### The task
Wherever a line below holds the word "name", copy that line.

### Records for the task
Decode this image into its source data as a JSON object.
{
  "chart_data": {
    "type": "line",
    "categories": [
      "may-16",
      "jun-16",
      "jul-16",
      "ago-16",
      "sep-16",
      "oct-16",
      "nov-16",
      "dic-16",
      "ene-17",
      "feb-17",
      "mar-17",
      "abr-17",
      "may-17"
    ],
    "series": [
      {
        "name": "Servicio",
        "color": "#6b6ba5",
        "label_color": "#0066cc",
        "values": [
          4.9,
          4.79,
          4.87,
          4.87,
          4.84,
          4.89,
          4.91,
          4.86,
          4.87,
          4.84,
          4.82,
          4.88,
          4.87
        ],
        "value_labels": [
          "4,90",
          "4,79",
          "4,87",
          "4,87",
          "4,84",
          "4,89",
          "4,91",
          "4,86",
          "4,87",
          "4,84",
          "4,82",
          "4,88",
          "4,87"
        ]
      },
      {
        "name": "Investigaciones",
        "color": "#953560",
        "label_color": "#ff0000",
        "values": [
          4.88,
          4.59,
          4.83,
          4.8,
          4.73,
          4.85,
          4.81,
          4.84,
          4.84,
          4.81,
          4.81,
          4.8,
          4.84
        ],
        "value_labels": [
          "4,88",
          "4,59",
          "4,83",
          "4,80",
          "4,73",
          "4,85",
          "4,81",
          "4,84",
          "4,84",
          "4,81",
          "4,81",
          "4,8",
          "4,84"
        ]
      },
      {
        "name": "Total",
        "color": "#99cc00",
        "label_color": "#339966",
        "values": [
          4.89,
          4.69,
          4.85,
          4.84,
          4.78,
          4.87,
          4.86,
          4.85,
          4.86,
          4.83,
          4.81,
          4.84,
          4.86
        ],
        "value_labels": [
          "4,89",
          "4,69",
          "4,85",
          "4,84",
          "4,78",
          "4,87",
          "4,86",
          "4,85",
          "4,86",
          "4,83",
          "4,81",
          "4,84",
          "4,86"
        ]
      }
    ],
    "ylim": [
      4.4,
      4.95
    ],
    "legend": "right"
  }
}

### Exercise solution
        "name": "Servicio",
        "name": "Investigaciones",
        "name": "Total",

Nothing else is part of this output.